-- begin Record list --
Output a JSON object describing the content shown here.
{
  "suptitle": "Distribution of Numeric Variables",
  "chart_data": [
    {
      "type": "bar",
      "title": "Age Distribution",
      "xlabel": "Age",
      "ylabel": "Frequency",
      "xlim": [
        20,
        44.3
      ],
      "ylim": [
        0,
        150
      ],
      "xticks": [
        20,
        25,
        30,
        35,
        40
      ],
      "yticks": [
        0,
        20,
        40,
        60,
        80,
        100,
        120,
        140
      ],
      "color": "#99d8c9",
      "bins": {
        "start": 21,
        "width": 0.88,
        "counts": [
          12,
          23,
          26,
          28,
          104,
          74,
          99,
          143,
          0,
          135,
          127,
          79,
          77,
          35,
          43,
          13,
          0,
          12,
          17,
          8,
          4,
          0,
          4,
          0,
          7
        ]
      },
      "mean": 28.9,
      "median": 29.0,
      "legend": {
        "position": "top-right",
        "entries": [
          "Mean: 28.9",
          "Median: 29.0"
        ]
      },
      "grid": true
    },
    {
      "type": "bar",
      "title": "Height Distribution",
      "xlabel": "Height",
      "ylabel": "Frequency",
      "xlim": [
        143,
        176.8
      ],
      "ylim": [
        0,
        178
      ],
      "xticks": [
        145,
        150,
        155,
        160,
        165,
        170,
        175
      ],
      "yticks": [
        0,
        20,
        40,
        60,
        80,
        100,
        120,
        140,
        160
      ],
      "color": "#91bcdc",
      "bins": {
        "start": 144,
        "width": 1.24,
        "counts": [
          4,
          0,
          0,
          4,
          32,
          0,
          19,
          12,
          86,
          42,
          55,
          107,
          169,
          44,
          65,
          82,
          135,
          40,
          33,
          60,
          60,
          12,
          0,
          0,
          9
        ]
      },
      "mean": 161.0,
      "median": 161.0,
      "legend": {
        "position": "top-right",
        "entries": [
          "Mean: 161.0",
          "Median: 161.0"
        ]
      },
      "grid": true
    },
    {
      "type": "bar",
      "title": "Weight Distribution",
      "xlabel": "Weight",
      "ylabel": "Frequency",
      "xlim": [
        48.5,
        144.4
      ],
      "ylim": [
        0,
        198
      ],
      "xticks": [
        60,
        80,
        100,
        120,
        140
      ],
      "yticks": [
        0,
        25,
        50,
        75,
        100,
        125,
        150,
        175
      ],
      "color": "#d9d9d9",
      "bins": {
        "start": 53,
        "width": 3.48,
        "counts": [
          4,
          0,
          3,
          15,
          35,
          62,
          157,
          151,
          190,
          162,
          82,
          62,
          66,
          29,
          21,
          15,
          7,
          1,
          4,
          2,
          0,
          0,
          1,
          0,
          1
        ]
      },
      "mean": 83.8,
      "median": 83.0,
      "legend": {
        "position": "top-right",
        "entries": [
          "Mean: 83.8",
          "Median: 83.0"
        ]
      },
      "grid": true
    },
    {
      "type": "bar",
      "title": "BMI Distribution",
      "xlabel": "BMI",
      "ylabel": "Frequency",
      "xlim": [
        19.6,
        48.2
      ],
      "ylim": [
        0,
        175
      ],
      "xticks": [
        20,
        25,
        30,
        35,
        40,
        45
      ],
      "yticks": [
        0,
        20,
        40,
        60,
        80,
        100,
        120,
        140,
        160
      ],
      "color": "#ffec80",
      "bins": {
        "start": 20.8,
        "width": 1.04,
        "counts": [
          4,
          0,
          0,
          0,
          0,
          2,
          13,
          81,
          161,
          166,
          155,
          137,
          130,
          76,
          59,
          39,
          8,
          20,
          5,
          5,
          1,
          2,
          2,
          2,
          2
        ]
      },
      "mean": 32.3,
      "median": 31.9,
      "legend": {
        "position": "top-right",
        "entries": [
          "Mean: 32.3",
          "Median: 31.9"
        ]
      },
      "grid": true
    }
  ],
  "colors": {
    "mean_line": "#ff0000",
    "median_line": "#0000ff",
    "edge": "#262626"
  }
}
-- end Record list --
__Task description__. Write out each line of the data above again, exactly as given.

__Result below__.
Output a JSON object describing the content shown here.
{
  "suptitle": "Distribution of Numeric Variables",
  "chart_data": [
    {
      "type": "bar",
      "title": "Age Distribution",
      "xlabel": "Age",
      "ylabel": "Frequency",
      "xlim": [
        20,
        44.3
      ],
      "ylim": [
        0,
        150
      ],
      "xticks": [
        20,
        25,
        30,
        35,
        40
      ],
      "yticks": [
        0,
        20,
        40,
        60,
        80,
        100,
        120,
        140
      ],
      "color": "#99d8c9",
      "bins": {
        "start": 21,
        "width": 0.88,
        "counts": [
          12,
          23,
          26,
          28,
          104,
          74,
          99,
          143,
          0,
          135,
          127,
          79,
          77,
          35,
          43,
          13,
          0,
          12,
          17,
          8,
          4,
          0,
          4,
          0,
          7
        ]
      },
      "mean": 28.9,
      "median": 29.0,
      "legend": {
        "position": "top-right",
        "entries": [
          "Mean: 28.9",
          "Median: 29.0"
        ]
      },
      "grid": true
    },
    {
      "type": "bar",
      "title": "Height Distribution",
      "xlabel": "Height",
      "ylabel": "Frequency",
      "xlim": [
        143,
        176.8
      ],
      "ylim": [
        0,
        178
      ],
      "xticks": [
        145,
        150,
        155,
        160,
        165,
        170,
        175
      ],
      "yticks": [
        0,
        20,
        40,
        60,
        80,
        100,
        120,
        140,
        160
      ],
      "color": "#91bcdc",
      "bins": {
        "start": 144,
        "width": 1.24,
        "counts": [
          4,
          0,
          0,
          4,
          32,
          0,
          19,
          12,
          86,
          42,
          55,
          107,
          169,
          44,
          65,
          82,
          135,
          40,
          33,
          60,
          60,
          12,
          0,
          0,
          9
        ]
      },
      "mean": 161.0,
      "median": 161.0,
      "legend": {
        "position": "top-right",
        "entries": [
          "Mean: 161.0",
          "Median: 161.0"
        ]
      },
      "grid": true
    },
    {
      "type": "bar",
      "title": "Weight Distribution",
      "xlabel": "Weight",
      "ylabel": "Frequency",
      "xlim": [
        48.5,
        144.4
      ],
      "ylim": [
        0,
        198
      ],
      "xticks": [
        60,
        80,
        100,
        120,
        140
      ],
      "yticks": [
        0,
        25,
        50,
        75,
        100,
        125,
        150,
        175
      ],
      "color": "#d9d9d9",
      "bins": {
        "start": 53,
        "width": 3.48,
        "counts": [
          4,
          0,
          3,
          15,
          35,
          62,
          157,
          151,
          190,
          162,
          82,
          62,
          66,
          29,
          21,
          15,
          7,
          1,
          4,
          2,
          0,
          0,
          1,
          0,
          1
        ]
      },
      "mean": 83.8,
      "median": 83.0,
      "legend": {
        "position": "top-right",
        "entries": [
          "Mean: 83.8",
          "Median: 83.0"
        ]
      },
      "grid": true
    },
    {
      "type": "bar",
      "title": "BMI Distribution",
      "xlabel": "BMI",
      "ylabel": "Frequency",
      "xlim": [
        19.6,
        48.2
      ],
      "ylim": [
        0,
        175
      ],
      "xticks": [
        20,
        25,
        30,
        35,
        40,
        45
      ],
      "yticks": [
        0,
        20,
        40,
        60,
        80,
        100,
        120,
        140,
        160
      ],
      "color": "#ffec80",
      "bins": {
        "start": 20.8,
        "width": 1.04,
        "counts": [
          4,
          0,
          0,
          0,
          0,
          2,
          13,
          81,
          161,
          166,
          155,
          137,
          130,
          76,
          59,
          39,
          8,
          20,
          5,
          5,
          1,
          2,
          2,
          2,
          2
        ]
      },
      "mean": 32.3,
      "median": 31.9,
      "legend": {
        "position": "top-right",
        "entries": [
          "Mean: 32.3",
          "Median: 31.9"
        ]
      },
      "grid": true
    }
  ],
  "colors": {
    "mean_line": "#ff0000",
    "median_line": "#0000ff",
    "edge": "#262626"
  }
}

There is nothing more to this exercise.